- **Exercise aim**: Reproduce the records below in full and without edits, omitting images.

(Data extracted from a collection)
───

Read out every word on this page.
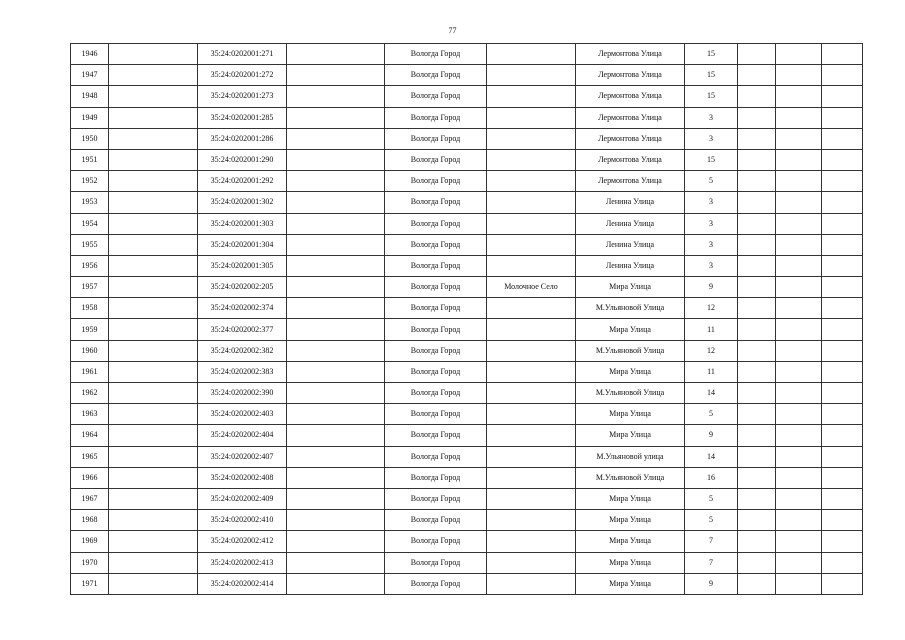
77
1946		35:24:0202001:271		Вологда Город		Лермонтова Улица	15			
1947		35:24:0202001:272		Вологда Город		Лермонтова Улица	15			
1948		35:24:0202001:273		Вологда Город		Лермонтова Улица	15			
1949		35:24:0202001:285		Вологда Город		Лермонтова Улица	3			
1950		35:24:0202001:286		Вологда Город		Лермонтова Улица	3			
1951		35:24:0202001:290		Вологда Город		Лермонтова Улица	15			
1952		35:24:0202001:292		Вологда Город		Лермонтова Улица	5			
1953		35:24:0202001:302		Вологда Город		Ленина Улица	3			
1954		35:24:0202001:303		Вологда Город		Ленина Улица	3			
1955		35:24:0202001:304		Вологда Город		Ленина Улица	3			
1956		35:24:0202001:305		Вологда Город		Ленина Улица	3			
1957		35:24:0202002:205		Вологда Город	Молочное Село	Мира Улица	9			
1958		35:24:0202002:374		Вологда Город		М.Ульяновой Улица	12			
1959		35:24:0202002:377		Вологда Город		Мира Улица	11			
1960		35:24:0202002:382		Вологда Город		М.Ульяновой Улица	12			
1961		35:24:0202002:383		Вологда Город		Мира Улица	11			
1962		35:24:0202002:390		Вологда Город		М.Ульяновой Улица	14			
1963		35:24:0202002:403		Вологда Город		Мира Улица	5			
1964		35:24:0202002:404		Вологда Город		Мира Улица	9			
1965		35:24:0202002:407		Вологда Город		М.Ульяновой улица	14			
1966		35:24:0202002:408		Вологда Город		М.Ульяновой Улица	16			
1967		35:24:0202002:409		Вологда Город		Мира Улица	5			
1968		35:24:0202002:410		Вологда Город		Мира Улица	5			
1969		35:24:0202002:412		Вологда Город		Мира Улица	7			
1970		35:24:0202002:413		Вологда Город		Мира Улица	7			
1971		35:24:0202002:414		Вологда Город		Мира Улица	9			
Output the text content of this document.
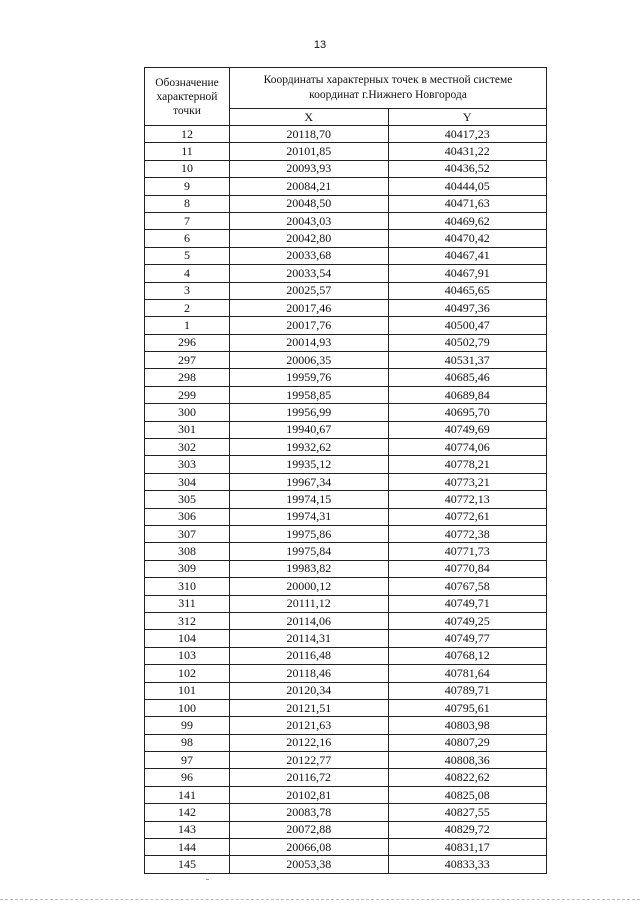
13
Обозначение
характерной
точки	Координаты характерных точек в местной системе
координат г.Нижнего Новгорода	

	X	Y
12	20118,70	40417,23
11	20101,85	40431,22
10	20093,93	40436,52
9	20084,21	40444,05
8	20048,50	40471,63
7	20043,03	40469,62
6	20042,80	40470,42
5	20033,68	40467,41
4	20033,54	40467,91
3	20025,57	40465,65
2	20017,46	40497,36
1	20017,76	40500,47
296	20014,93	40502,79
297	20006,35	40531,37
298	19959,76	40685,46
299	19958,85	40689,84
300	19956,99	40695,70
301	19940,67	40749,69
302	19932,62	40774,06
303	19935,12	40778,21
304	19967,34	40773,21
305	19974,15	40772,13
306	19974,31	40772,61
307	19975,86	40772,38
308	19975,84	40771,73
309	19983,82	40770,84
310	20000,12	40767,58
311	20111,12	40749,71
312	20114,06	40749,25
104	20114,31	40749,77
103	20116,48	40768,12
102	20118,46	40781,64
101	20120,34	40789,71
100	20121,51	40795,61
99	20121,63	40803,98
98	20122,16	40807,29
97	20122,77	40808,36
96	20116,72	40822,62
141	20102,81	40825,08
142	20083,78	40827,55
143	20072,88	40829,72
144	20066,08	40831,17
145	20053,38	40833,33
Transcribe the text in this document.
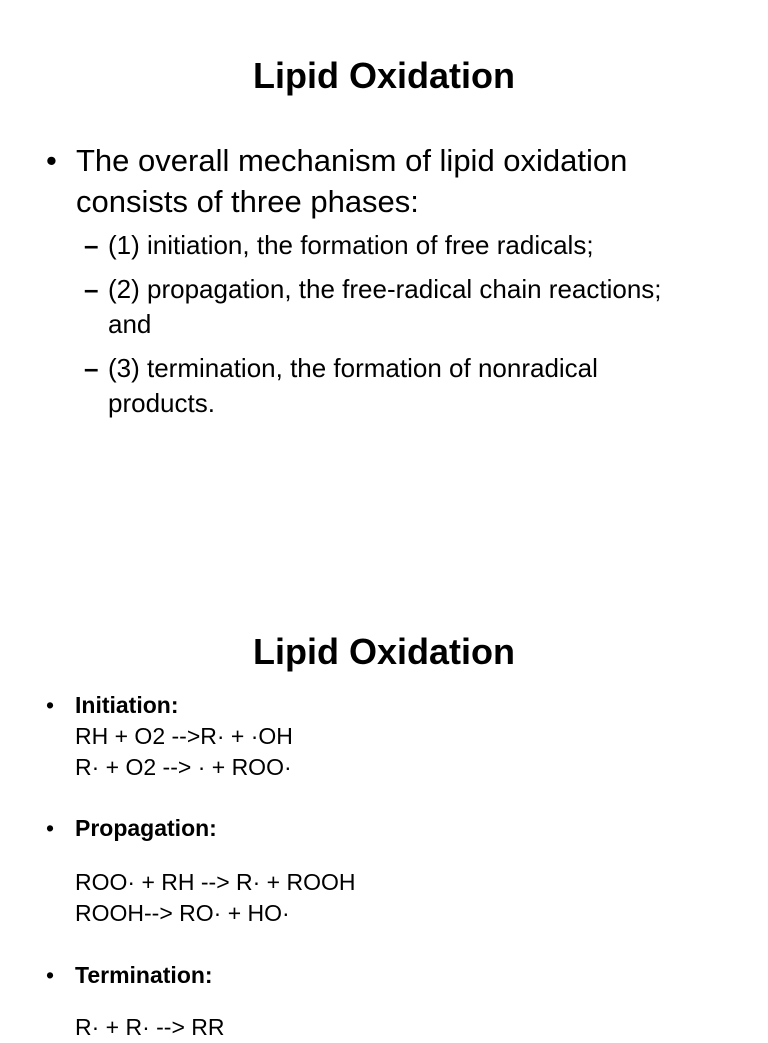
Lipid Oxidation
• The overall mechanism of lipid oxidation consists of three phases:
– (1) initiation, the formation of free radicals;
– (2) propagation, the free-radical chain reactions; and
– (3) termination, the formation of nonradical products.
Lipid Oxidation
• Initiation:
RH + O2 -->R· + ·OH
R· + O2 --> · + ROO·
• Propagation:
ROO· + RH --> R· + ROOH
ROOH--> RO· + HO·
• Termination:
R· + R· --> RR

───

- **Output of the task**:
Read out every word on this page.
77
1946		35:24:0202001:271		Вологда Город		Лермонтова Улица	15			
1947		35:24:0202001:272		Вологда Город		Лермонтова Улица	15			
1948		35:24:0202001:273		Вологда Город		Лермонтова Улица	15			
1949		35:24:0202001:285		Вологда Город		Лермонтова Улица	3			
1950		35:24:0202001:286		Вологда Город		Лермонтова Улица	3			
1951		35:24:0202001:290		Вологда Город		Лермонтова Улица	15			
1952		35:24:0202001:292		Вологда Город		Лермонтова Улица	5			
1953		35:24:0202001:302		Вологда Город		Ленина Улица	3			
1954		35:24:0202001:303		Вологда Город		Ленина Улица	3			
1955		35:24:0202001:304		Вологда Город		Ленина Улица	3			
1956		35:24:0202001:305		Вологда Город		Ленина Улица	3			
1957		35:24:0202002:205		Вологда Город	Молочное Село	Мира Улица	9			
1958		35:24:0202002:374		Вологда Город		М.Ульяновой Улица	12			
1959		35:24:0202002:377		Вологда Город		Мира Улица	11			
1960		35:24:0202002:382		Вологда Город		М.Ульяновой Улица	12			
1961		35:24:0202002:383		Вологда Город		Мира Улица	11			
1962		35:24:0202002:390		Вологда Город		М.Ульяновой Улица	14			
1963		35:24:0202002:403		Вологда Город		Мира Улица	5			
1964		35:24:0202002:404		Вологда Город		Мира Улица	9			
1965		35:24:0202002:407		Вологда Город		М.Ульяновой улица	14			
1966		35:24:0202002:408		Вологда Город		М.Ульяновой Улица	16			
1967		35:24:0202002:409		Вологда Город		Мира Улица	5			
1968		35:24:0202002:410		Вологда Город		Мира Улица	5			
1969		35:24:0202002:412		Вологда Город		Мира Улица	7			
1970		35:24:0202002:413		Вологда Город		Мира Улица	7			
1971		35:24:0202002:414		Вологда Город		Мира Улица	9			
Output the text content of this document.
13
Обозначение
характерной
точки	Координаты характерных точек в местной системе
координат г.Нижнего Новгорода	

	X	Y
12	20118,70	40417,23
11	20101,85	40431,22
10	20093,93	40436,52
9	20084,21	40444,05
8	20048,50	40471,63
7	20043,03	40469,62
6	20042,80	40470,42
5	20033,68	40467,41
4	20033,54	40467,91
3	20025,57	40465,65
2	20017,46	40497,36
1	20017,76	40500,47
296	20014,93	40502,79
297	20006,35	40531,37
298	19959,76	40685,46
299	19958,85	40689,84
300	19956,99	40695,70
301	19940,67	40749,69
302	19932,62	40774,06
303	19935,12	40778,21
304	19967,34	40773,21
305	19974,15	40772,13
306	19974,31	40772,61
307	19975,86	40772,38
308	19975,84	40771,73
309	19983,82	40770,84
310	20000,12	40767,58
311	20111,12	40749,71
312	20114,06	40749,25
104	20114,31	40749,77
103	20116,48	40768,12
102	20118,46	40781,64
101	20120,34	40789,71
100	20121,51	40795,61
99	20121,63	40803,98
98	20122,16	40807,29
97	20122,77	40808,36
96	20116,72	40822,62
141	20102,81	40825,08
142	20083,78	40827,55
143	20072,88	40829,72
144	20066,08	40831,17
145	20053,38	40833,33
Transcribe the text in this document.
Lipid Oxidation
• The overall mechanism of lipid oxidation consists of three phases:
– (1) initiation, the formation of free radicals;
– (2) propagation, the free-radical chain reactions; and
– (3) termination, the formation of nonradical products.
Lipid Oxidation
• Initiation:
RH + O2 -->R· + ·OH
R· + O2 --> · + ROO·
• Propagation:
ROO· + RH --> R· + ROOH
ROOH--> RO· + HO·
• Termination:
R· + R· --> RR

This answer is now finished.